LISTED RECORDS
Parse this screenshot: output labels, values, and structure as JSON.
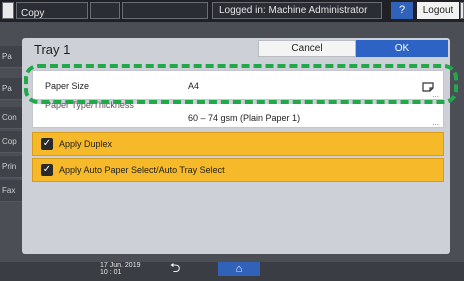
{
  "topbar": {
    "app_title": "Copy",
    "status": "Logged in: Machine Administrator",
    "help": "?",
    "logout": "Logout"
  },
  "background_tabs": [
    "Pa",
    "Pa",
    "Con",
    "Cop",
    "Prin",
    "Fax"
  ],
  "dialog": {
    "title": "Tray 1",
    "cancel": "Cancel",
    "ok": "OK",
    "rows": [
      {
        "label": "Paper Size",
        "value": "A4"
      },
      {
        "label": "Paper Type/Thickness",
        "value": "60 – 74 gsm (Plain Paper 1)"
      }
    ],
    "options": [
      {
        "label": "Apply Duplex",
        "checked": true
      },
      {
        "label": "Apply Auto Paper Select/Auto Tray Select",
        "checked": true
      }
    ]
  },
  "bottombar": {
    "date": "17 Jun. 2019",
    "time": "10 : 01"
  },
  "icons": {
    "paper_icon": "paper-size-icon",
    "back": "back-arrow-icon",
    "home": "home-icon"
  },
  "colors": {
    "accent_blue": "#2d63c4",
    "option_yellow": "#f5b92a",
    "highlight_green": "#20a84a"
  }
}
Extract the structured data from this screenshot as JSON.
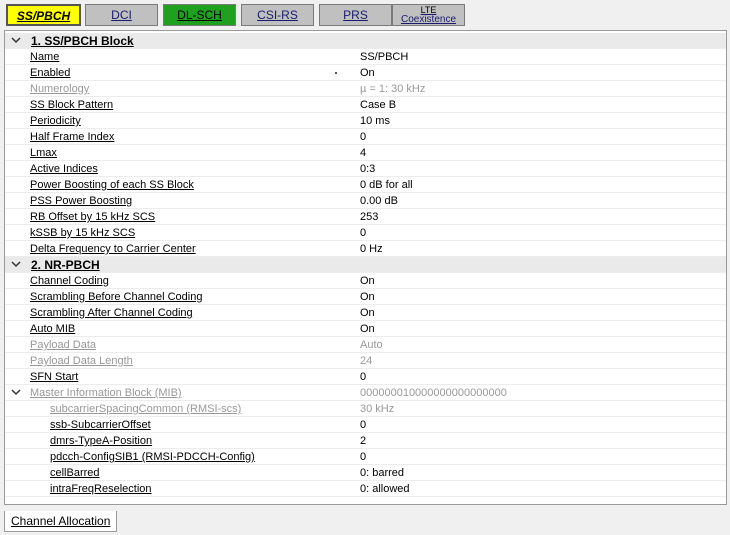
{
  "tabs": [
    {
      "label": "SS/PBCH"
    },
    {
      "label": "DCI"
    },
    {
      "label": "DL-SCH"
    },
    {
      "label": "CSI-RS"
    },
    {
      "label": "PRS"
    },
    {
      "label_top": "LTE",
      "label_bottom": "Coexistence"
    }
  ],
  "sections": [
    {
      "title": "1. SS/PBCH Block"
    },
    {
      "title": "2. NR-PBCH"
    }
  ],
  "params": [
    {
      "label": "Name",
      "value": "SS/PBCH"
    },
    {
      "label": "Enabled",
      "value": "On"
    },
    {
      "label": "Numerology",
      "value": "µ = 1: 30 kHz"
    },
    {
      "label": "SS Block Pattern",
      "value": "Case B"
    },
    {
      "label": "Periodicity",
      "value": "10 ms"
    },
    {
      "label": "Half Frame Index",
      "value": "0"
    },
    {
      "label": "Lmax",
      "value": "4"
    },
    {
      "label": "Active Indices",
      "value": "0:3"
    },
    {
      "label": "Power Boosting of each SS Block",
      "value": "0 dB for all"
    },
    {
      "label": "PSS Power Boosting",
      "value": "0.00 dB"
    },
    {
      "label": "RB Offset by 15 kHz SCS",
      "value": "253"
    },
    {
      "label": "kSSB by 15 kHz SCS",
      "value": "0"
    },
    {
      "label": "Delta Frequency to Carrier Center",
      "value": "0 Hz"
    },
    {
      "label": "Channel Coding",
      "value": "On"
    },
    {
      "label": "Scrambling Before Channel Coding",
      "value": "On"
    },
    {
      "label": "Scrambling After Channel Coding",
      "value": "On"
    },
    {
      "label": "Auto MIB",
      "value": "On"
    },
    {
      "label": "Payload Data",
      "value": "Auto"
    },
    {
      "label": "Payload Data Length",
      "value": "24"
    },
    {
      "label": "SFN Start",
      "value": "0"
    },
    {
      "label": "Master Information Block (MIB)",
      "value": "000000010000000000000000"
    },
    {
      "label": "subcarrierSpacingCommon (RMSI-scs)",
      "value": "30 kHz"
    },
    {
      "label": "ssb-SubcarrierOffset",
      "value": "0"
    },
    {
      "label": "dmrs-TypeA-Position",
      "value": "2"
    },
    {
      "label": "pdcch-ConfigSIB1 (RMSI-PDCCH-Config)",
      "value": "0"
    },
    {
      "label": "cellBarred",
      "value": "0: barred"
    },
    {
      "label": "intraFreqReselection",
      "value": "0: allowed"
    }
  ],
  "bottom_tab": {
    "label": "Channel Allocation"
  },
  "colors": {
    "active_tab": "#ffff00",
    "green_tab": "#1fa01f",
    "inactive_tab": "#c0c0c0",
    "disabled_text": "#999999"
  },
  "icons": {
    "collapse": "chevron-down-icon"
  }
}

AIM
Show the lines of the material that contain the word "Boosting".

TASK RESULT
      "label": "Power Boosting of each SS Block",
      "label": "PSS Power Boosting",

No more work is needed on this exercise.